PROBLEM DETAILS
Take every line from the listing below that contains "TradingView".

[Records from a collection of figures]

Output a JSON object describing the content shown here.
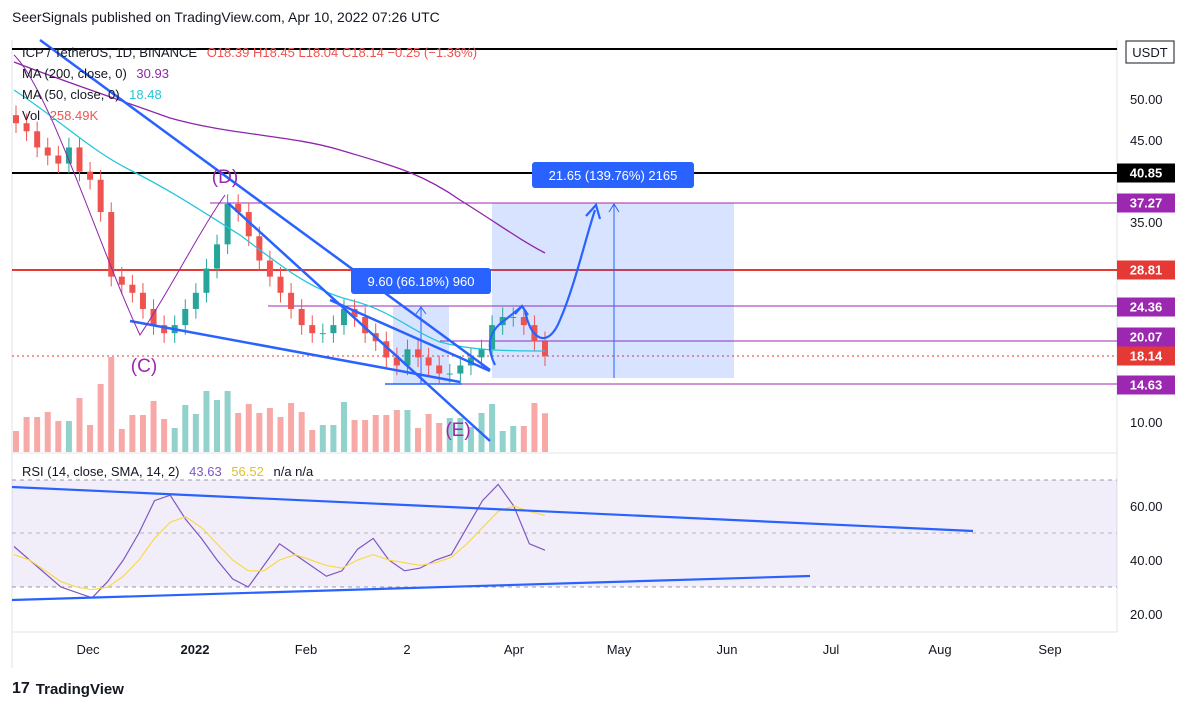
{
  "header": {
    "text": "SeerSignals published on TradingView.com, Apr 10, 2022 07:26 UTC"
  },
  "legend": {
    "symbol": "ICP / TetherUS, 1D, BINANCE",
    "ohlc": "O18.39 H18.45 L18.04 C18.14 −0.25 (−1.36%)",
    "ma200_label": "MA (200, close, 0)",
    "ma200_value": "30.93",
    "ma50_label": "MA (50, close, 0)",
    "ma50_value": "18.48",
    "vol_label": "Vol",
    "vol_value": "258.49K",
    "rsi_label": "RSI (14, close, SMA, 14, 2)",
    "rsi_value": "43.63",
    "rsi_ma_value": "56.52",
    "rsi_na": "n/a  n/a"
  },
  "currency": "USDT",
  "annotations": {
    "measure_small": "9.60 (66.18%) 960",
    "measure_big": "21.65 (139.76%) 2165",
    "wave_c": "(C)",
    "wave_d": "(D)",
    "wave_e": "(E)"
  },
  "footer": {
    "brand": "TradingView"
  },
  "colors": {
    "up": "#26a69a",
    "down": "#ef5350",
    "ma200": "#8e24aa",
    "ma50": "#26c6da",
    "trend": "#2962ff",
    "rsi": "#7e57c2",
    "rsi_ma": "#f9d94a"
  },
  "chart_data": [
    {
      "type": "candlestick",
      "title": "ICP / TetherUS, 1D, BINANCE",
      "x_ticks": [
        "Dec",
        "2022",
        "Feb",
        "2",
        "Apr",
        "May",
        "Jun",
        "Jul",
        "Aug",
        "Sep"
      ],
      "y_ticks": [
        10.0,
        35.0,
        45.0,
        50.0
      ],
      "price_levels": [
        {
          "value": 40.85,
          "label": "40.85",
          "color": "#000000"
        },
        {
          "value": 37.27,
          "label": "37.27",
          "color": "#9c27b0"
        },
        {
          "value": 28.81,
          "label": "28.81",
          "color": "#e53935"
        },
        {
          "value": 24.36,
          "label": "24.36",
          "color": "#9c27b0"
        },
        {
          "value": 20.07,
          "label": "20.07",
          "color": "#9c27b0"
        },
        {
          "value": 18.14,
          "label": "18.14",
          "color": "#e53935"
        },
        {
          "value": 14.63,
          "label": "14.63",
          "color": "#9c27b0"
        }
      ],
      "close_series": [
        47,
        46,
        44,
        43,
        42,
        44,
        41,
        40,
        36,
        28,
        27,
        26,
        24,
        22,
        21,
        22,
        24,
        26,
        29,
        32,
        37,
        36,
        33,
        30,
        28,
        26,
        24,
        22,
        21,
        21,
        22,
        24,
        23,
        21,
        20,
        18,
        17,
        19,
        18,
        17,
        16,
        16,
        17,
        18,
        19,
        22,
        23,
        23,
        22,
        20,
        18.14
      ],
      "ma200": [
        56,
        52,
        49,
        47,
        46,
        45,
        43,
        42,
        41,
        40,
        39.5,
        38,
        37,
        35,
        33,
        32,
        31
      ],
      "ma50": [
        44,
        40,
        36,
        33,
        31,
        29,
        28,
        27,
        25,
        24,
        23,
        22,
        21,
        20,
        19,
        18.6,
        18.5
      ],
      "current_price": 18.14
    },
    {
      "type": "line",
      "title": "RSI (14, close, SMA, 14, 2)",
      "y_ticks": [
        20.0,
        40.0,
        60.0
      ],
      "band": [
        30,
        70
      ],
      "series": [
        {
          "name": "RSI",
          "values": [
            45,
            40,
            35,
            30,
            28,
            26,
            32,
            40,
            50,
            62,
            64,
            55,
            48,
            40,
            33,
            30,
            38,
            46,
            42,
            38,
            34,
            36,
            44,
            48,
            40,
            36,
            37,
            40,
            42,
            52,
            62,
            68,
            60,
            46,
            43.63
          ]
        },
        {
          "name": "RSI MA",
          "values": [
            42,
            40,
            36,
            32,
            30,
            29,
            30,
            34,
            40,
            48,
            54,
            56,
            52,
            46,
            40,
            36,
            36,
            40,
            42,
            40,
            38,
            37,
            40,
            42,
            40,
            39,
            38,
            39,
            41,
            46,
            52,
            58,
            60,
            58,
            56.52
          ]
        }
      ]
    }
  ]
}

ANSWER
    "text": "SeerSignals published on TradingView.com, Apr 10, 2022 07:26 UTC"
    "brand": "TradingView"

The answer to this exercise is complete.